[Data extracted from a collection]
——
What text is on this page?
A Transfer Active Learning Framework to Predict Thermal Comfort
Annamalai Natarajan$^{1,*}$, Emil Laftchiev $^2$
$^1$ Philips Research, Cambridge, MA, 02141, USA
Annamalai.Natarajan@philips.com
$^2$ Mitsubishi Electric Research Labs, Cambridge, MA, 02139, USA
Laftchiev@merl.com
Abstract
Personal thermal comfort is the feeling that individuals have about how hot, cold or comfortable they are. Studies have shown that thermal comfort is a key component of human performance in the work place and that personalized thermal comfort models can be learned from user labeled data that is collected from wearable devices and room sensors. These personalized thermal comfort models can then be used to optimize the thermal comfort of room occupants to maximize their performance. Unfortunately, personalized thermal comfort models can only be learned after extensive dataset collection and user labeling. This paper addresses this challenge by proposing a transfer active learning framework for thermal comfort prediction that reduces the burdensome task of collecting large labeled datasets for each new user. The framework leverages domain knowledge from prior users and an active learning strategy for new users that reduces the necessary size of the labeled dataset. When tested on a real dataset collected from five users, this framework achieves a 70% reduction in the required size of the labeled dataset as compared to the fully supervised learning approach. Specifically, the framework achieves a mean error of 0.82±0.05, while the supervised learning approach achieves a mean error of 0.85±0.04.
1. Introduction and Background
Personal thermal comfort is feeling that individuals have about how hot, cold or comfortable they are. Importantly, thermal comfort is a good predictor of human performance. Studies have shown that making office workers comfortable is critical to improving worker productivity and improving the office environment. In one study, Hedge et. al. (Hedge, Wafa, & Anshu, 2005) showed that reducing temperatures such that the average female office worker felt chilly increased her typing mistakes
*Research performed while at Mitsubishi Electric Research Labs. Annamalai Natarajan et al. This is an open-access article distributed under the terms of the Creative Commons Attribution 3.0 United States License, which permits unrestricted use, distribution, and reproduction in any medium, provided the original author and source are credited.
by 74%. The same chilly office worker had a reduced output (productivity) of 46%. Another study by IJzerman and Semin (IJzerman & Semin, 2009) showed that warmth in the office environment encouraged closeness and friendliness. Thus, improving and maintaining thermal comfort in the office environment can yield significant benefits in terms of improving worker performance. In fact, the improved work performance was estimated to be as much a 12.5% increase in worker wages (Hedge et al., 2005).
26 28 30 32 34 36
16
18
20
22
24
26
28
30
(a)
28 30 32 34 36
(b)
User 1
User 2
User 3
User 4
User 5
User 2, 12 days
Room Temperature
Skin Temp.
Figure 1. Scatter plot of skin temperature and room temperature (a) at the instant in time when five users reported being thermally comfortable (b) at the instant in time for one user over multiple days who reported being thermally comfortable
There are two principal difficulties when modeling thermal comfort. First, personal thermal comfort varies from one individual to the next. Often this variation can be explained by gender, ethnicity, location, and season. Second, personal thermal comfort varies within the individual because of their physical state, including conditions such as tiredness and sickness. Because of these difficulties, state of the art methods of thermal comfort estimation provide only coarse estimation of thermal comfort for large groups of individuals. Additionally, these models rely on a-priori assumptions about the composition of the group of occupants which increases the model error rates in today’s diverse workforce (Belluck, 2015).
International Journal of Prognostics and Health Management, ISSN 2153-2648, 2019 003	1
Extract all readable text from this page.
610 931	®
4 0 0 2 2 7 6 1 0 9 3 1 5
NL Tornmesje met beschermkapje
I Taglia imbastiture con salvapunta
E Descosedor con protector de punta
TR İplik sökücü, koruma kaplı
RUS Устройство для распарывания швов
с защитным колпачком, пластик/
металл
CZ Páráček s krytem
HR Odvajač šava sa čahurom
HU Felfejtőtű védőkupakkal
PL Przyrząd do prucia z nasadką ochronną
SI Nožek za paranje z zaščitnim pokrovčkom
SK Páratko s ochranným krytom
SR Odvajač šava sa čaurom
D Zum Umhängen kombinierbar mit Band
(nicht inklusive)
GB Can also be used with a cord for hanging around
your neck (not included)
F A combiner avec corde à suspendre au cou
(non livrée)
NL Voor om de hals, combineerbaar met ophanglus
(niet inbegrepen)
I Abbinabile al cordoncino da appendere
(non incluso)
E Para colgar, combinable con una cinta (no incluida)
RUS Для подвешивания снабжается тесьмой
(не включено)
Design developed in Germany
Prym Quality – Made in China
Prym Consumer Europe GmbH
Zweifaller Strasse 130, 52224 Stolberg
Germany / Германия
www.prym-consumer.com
——
▶ **WHAT YOU SHOULD DO**
Which lines hold the word "showed"? Copy each of them from the records.

▶ **EXERCISE ANSWER**
Personal thermal comfort is feeling that individuals have about how hot, cold or comfortable they are. Importantly, thermal comfort is a good predictor of human performance. Studies have shown that making office workers comfortable is critical to improving worker productivity and improving the office environment. In one study, Hedge et. al. (Hedge, Wafa, & Anshu, 2005) showed that reducing temperatures such that the average female office worker felt chilly increased her typing mistakes
by 74%. The same chilly office worker had a reduced output (productivity) of 46%. Another study by IJzerman and Semin (IJzerman & Semin, 2009) showed that warmth in the office environment encouraged closeness and friendliness. Thus, improving and maintaining thermal comfort in the office environment can yield significant benefits in terms of improving worker performance. In fact, the improved work performance was estimated to be as much a 12.5% increase in worker wages (Hedge et al., 2005).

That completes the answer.